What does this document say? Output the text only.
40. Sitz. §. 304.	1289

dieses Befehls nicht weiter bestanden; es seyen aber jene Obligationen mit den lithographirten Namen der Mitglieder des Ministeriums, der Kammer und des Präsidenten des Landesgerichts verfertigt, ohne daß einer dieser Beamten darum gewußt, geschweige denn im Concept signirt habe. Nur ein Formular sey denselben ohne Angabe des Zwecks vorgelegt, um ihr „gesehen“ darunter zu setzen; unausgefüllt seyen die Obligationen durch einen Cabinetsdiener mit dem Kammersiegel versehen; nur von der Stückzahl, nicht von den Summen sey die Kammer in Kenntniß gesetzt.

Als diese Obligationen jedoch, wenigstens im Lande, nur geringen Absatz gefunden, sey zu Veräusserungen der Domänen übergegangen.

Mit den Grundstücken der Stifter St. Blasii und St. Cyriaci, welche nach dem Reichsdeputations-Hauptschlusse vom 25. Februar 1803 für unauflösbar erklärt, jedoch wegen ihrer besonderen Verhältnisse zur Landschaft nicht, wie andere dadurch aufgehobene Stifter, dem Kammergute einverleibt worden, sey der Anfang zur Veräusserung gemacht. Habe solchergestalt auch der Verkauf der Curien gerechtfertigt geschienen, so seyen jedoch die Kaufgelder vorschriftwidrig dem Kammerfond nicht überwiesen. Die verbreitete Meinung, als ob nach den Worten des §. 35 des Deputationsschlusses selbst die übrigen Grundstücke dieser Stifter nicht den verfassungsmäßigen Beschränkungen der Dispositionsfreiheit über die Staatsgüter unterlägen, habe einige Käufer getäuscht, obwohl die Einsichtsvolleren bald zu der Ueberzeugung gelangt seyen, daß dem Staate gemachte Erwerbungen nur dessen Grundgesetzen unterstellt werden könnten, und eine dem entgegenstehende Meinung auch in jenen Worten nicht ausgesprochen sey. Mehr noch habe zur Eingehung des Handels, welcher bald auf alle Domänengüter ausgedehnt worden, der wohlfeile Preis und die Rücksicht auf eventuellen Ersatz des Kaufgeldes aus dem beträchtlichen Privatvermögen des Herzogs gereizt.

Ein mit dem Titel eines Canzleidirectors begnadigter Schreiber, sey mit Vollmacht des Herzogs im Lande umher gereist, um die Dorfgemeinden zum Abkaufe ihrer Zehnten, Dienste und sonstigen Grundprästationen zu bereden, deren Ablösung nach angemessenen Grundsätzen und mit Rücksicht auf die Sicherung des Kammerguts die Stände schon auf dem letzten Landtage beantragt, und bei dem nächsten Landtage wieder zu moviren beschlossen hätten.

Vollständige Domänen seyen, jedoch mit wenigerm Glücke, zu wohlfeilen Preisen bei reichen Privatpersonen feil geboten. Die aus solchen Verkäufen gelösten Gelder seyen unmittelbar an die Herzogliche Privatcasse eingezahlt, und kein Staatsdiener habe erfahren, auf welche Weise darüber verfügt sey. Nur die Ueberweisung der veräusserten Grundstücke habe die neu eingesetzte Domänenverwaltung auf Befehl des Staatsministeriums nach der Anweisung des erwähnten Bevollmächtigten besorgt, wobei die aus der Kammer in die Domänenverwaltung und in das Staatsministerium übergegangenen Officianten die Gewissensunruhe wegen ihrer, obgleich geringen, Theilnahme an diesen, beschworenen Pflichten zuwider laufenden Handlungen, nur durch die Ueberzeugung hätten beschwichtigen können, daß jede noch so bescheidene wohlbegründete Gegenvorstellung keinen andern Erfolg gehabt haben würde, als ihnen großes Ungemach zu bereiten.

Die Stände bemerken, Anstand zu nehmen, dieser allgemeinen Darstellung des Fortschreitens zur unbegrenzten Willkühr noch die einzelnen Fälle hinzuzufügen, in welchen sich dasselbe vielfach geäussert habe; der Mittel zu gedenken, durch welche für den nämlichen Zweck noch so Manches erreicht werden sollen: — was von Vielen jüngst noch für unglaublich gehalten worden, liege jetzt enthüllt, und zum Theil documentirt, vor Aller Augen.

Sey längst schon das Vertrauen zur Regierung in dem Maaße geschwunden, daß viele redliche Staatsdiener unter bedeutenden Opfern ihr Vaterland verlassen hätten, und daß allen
= = = = =
Set problem: Repeat every line of the material exactly as given.

Written response:
What does this document say? Output the text only.
40. Sitz. §. 304.	1289

dieses Befehls nicht weiter bestanden; es seyen aber jene Obligationen mit den lithographirten Namen der Mitglieder des Ministeriums, der Kammer und des Präsidenten des Landesgerichts verfertigt, ohne daß einer dieser Beamten darum gewußt, geschweige denn im Concept signirt habe. Nur ein Formular sey denselben ohne Angabe des Zwecks vorgelegt, um ihr „gesehen“ darunter zu setzen; unausgefüllt seyen die Obligationen durch einen Cabinetsdiener mit dem Kammersiegel versehen; nur von der Stückzahl, nicht von den Summen sey die Kammer in Kenntniß gesetzt.

Als diese Obligationen jedoch, wenigstens im Lande, nur geringen Absatz gefunden, sey zu Veräusserungen der Domänen übergegangen.

Mit den Grundstücken der Stifter St. Blasii und St. Cyriaci, welche nach dem Reichsdeputations-Hauptschlusse vom 25. Februar 1803 für unauflösbar erklärt, jedoch wegen ihrer besonderen Verhältnisse zur Landschaft nicht, wie andere dadurch aufgehobene Stifter, dem Kammergute einverleibt worden, sey der Anfang zur Veräusserung gemacht. Habe solchergestalt auch der Verkauf der Curien gerechtfertigt geschienen, so seyen jedoch die Kaufgelder vorschriftwidrig dem Kammerfond nicht überwiesen. Die verbreitete Meinung, als ob nach den Worten des §. 35 des Deputationsschlusses selbst die übrigen Grundstücke dieser Stifter nicht den verfassungsmäßigen Beschränkungen der Dispositionsfreiheit über die Staatsgüter unterlägen, habe einige Käufer getäuscht, obwohl die Einsichtsvolleren bald zu der Ueberzeugung gelangt seyen, daß dem Staate gemachte Erwerbungen nur dessen Grundgesetzen unterstellt werden könnten, und eine dem entgegenstehende Meinung auch in jenen Worten nicht ausgesprochen sey. Mehr noch habe zur Eingehung des Handels, welcher bald auf alle Domänengüter ausgedehnt worden, der wohlfeile Preis und die Rücksicht auf eventuellen Ersatz des Kaufgeldes aus dem beträchtlichen Privatvermögen des Herzogs gereizt.

Ein mit dem Titel eines Canzleidirectors begnadigter Schreiber, sey mit Vollmacht des Herzogs im Lande umher gereist, um die Dorfgemeinden zum Abkaufe ihrer Zehnten, Dienste und sonstigen Grundprästationen zu bereden, deren Ablösung nach angemessenen Grundsätzen und mit Rücksicht auf die Sicherung des Kammerguts die Stände schon auf dem letzten Landtage beantragt, und bei dem nächsten Landtage wieder zu moviren beschlossen hätten.

Vollständige Domänen seyen, jedoch mit wenigerm Glücke, zu wohlfeilen Preisen bei reichen Privatpersonen feil geboten. Die aus solchen Verkäufen gelösten Gelder seyen unmittelbar an die Herzogliche Privatcasse eingezahlt, und kein Staatsdiener habe erfahren, auf welche Weise darüber verfügt sey. Nur die Ueberweisung der veräusserten Grundstücke habe die neu eingesetzte Domänenverwaltung auf Befehl des Staatsministeriums nach der Anweisung des erwähnten Bevollmächtigten besorgt, wobei die aus der Kammer in die Domänenverwaltung und in das Staatsministerium übergegangenen Officianten die Gewissensunruhe wegen ihrer, obgleich geringen, Theilnahme an diesen, beschworenen Pflichten zuwider laufenden Handlungen, nur durch die Ueberzeugung hätten beschwichtigen können, daß jede noch so bescheidene wohlbegründete Gegenvorstellung keinen andern Erfolg gehabt haben würde, als ihnen großes Ungemach zu bereiten.

Die Stände bemerken, Anstand zu nehmen, dieser allgemeinen Darstellung des Fortschreitens zur unbegrenzten Willkühr noch die einzelnen Fälle hinzuzufügen, in welchen sich dasselbe vielfach geäussert habe; der Mittel zu gedenken, durch welche für den nämlichen Zweck noch so Manches erreicht werden sollen: — was von Vielen jüngst noch für unglaublich gehalten worden, liege jetzt enthüllt, und zum Theil documentirt, vor Aller Augen.

Sey längst schon das Vertrauen zur Regierung in dem Maaße geschwunden, daß viele redliche Staatsdiener unter bedeutenden Opfern ihr Vaterland verlassen hätten, und daß allen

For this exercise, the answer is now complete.